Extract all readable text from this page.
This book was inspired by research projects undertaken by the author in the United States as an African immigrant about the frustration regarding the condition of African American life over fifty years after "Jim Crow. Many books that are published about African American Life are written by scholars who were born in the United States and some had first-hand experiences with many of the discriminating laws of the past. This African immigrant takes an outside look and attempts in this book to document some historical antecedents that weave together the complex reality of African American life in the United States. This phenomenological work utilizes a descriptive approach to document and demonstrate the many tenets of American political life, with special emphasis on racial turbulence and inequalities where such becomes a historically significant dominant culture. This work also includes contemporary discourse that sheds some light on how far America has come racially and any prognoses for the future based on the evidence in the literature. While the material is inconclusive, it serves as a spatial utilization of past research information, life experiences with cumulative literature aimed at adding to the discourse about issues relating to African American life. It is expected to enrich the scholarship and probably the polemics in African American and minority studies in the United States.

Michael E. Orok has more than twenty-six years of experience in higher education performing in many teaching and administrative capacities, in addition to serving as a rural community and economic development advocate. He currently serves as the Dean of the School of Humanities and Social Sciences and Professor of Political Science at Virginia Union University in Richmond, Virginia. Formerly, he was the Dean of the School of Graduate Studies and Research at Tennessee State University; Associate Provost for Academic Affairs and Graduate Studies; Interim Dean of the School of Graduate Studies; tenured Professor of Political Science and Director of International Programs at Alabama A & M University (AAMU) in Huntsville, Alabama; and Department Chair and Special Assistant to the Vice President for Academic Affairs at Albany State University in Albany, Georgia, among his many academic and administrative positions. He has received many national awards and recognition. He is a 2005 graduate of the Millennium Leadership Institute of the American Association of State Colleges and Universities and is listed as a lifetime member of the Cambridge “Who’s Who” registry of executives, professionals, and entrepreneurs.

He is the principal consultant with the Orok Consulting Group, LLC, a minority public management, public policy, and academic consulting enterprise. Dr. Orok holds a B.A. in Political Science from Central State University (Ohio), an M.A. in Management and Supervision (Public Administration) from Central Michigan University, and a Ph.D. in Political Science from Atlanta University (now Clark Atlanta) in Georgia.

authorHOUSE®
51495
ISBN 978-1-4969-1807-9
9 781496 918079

*What you will do*
In the entries above, find every line with the word "Science" and list it.

*Solution below*
Michael E. Orok has more than twenty-six years of experience in higher education performing in many teaching and administrative capacities, in addition to serving as a rural community and economic development advocate. He currently serves as the Dean of the School of Humanities and Social Sciences and Professor of Political Science at Virginia Union University in Richmond, Virginia. Formerly, he was the Dean of the School of Graduate Studies and Research at Tennessee State University; Associate Provost for Academic Affairs and Graduate Studies; Interim Dean of the School of Graduate Studies; tenured Professor of Political Science and Director of International Programs at Alabama A & M University (AAMU) in Huntsville, Alabama; and Department Chair and Special Assistant to the Vice President for Academic Affairs at Albany State University in Albany, Georgia, among his many academic and administrative positions. He has received many national awards and recognition. He is a 2005 graduate of the Millennium Leadership Institute of the American Association of State Colleges and Universities and is listed as a lifetime member of the Cambridge “Who’s Who” registry of executives, professionals, and entrepreneurs.
He is the principal consultant with the Orok Consulting Group, LLC, a minority public management, public policy, and academic consulting enterprise. Dr. Orok holds a B.A. in Political Science from Central State University (Ohio), an M.A. in Management and Supervision (Public Administration) from Central Michigan University, and a Ph.D. in Political Science from Atlanta University (now Clark Atlanta) in Georgia.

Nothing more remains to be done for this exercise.